## EXERCISE DETAILS:
Transcribe the whole listing without a single picture.

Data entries
::::::::::

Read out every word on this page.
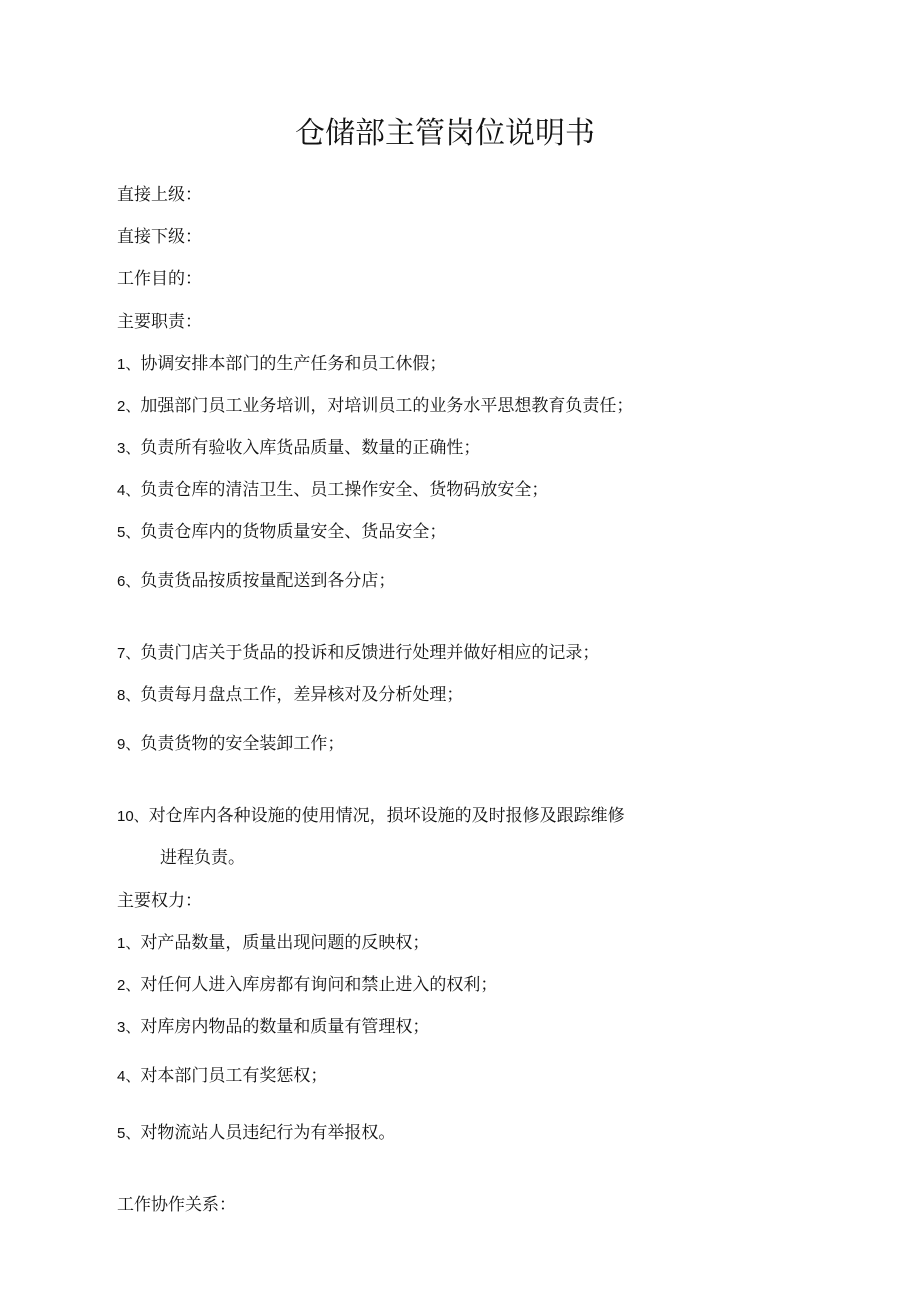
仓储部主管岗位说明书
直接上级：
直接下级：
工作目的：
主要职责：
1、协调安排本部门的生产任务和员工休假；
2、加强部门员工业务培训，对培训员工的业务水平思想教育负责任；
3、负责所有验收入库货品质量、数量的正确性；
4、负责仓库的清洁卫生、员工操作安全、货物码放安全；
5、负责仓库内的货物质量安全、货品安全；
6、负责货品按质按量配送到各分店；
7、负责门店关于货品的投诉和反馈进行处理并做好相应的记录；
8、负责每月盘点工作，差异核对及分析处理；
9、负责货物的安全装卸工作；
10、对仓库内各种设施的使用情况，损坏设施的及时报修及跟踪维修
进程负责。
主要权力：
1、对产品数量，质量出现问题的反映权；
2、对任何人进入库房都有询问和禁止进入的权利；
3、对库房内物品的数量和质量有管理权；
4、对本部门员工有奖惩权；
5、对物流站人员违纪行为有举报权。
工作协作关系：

::::::::::

## REPLY:
Read out every word on this page.
仓储部主管岗位说明书
直接上级：
直接下级：
工作目的：
主要职责：
1、协调安排本部门的生产任务和员工休假；
2、加强部门员工业务培训，对培训员工的业务水平思想教育负责任；
3、负责所有验收入库货品质量、数量的正确性；
4、负责仓库的清洁卫生、员工操作安全、货物码放安全；
5、负责仓库内的货物质量安全、货品安全；
6、负责货品按质按量配送到各分店；
7、负责门店关于货品的投诉和反馈进行处理并做好相应的记录；
8、负责每月盘点工作，差异核对及分析处理；
9、负责货物的安全装卸工作；
10、对仓库内各种设施的使用情况，损坏设施的及时报修及跟踪维修
进程负责。
主要权力：
1、对产品数量，质量出现问题的反映权；
2、对任何人进入库房都有询问和禁止进入的权利；
3、对库房内物品的数量和质量有管理权；
4、对本部门员工有奖惩权；
5、对物流站人员违纪行为有举报权。
工作协作关系：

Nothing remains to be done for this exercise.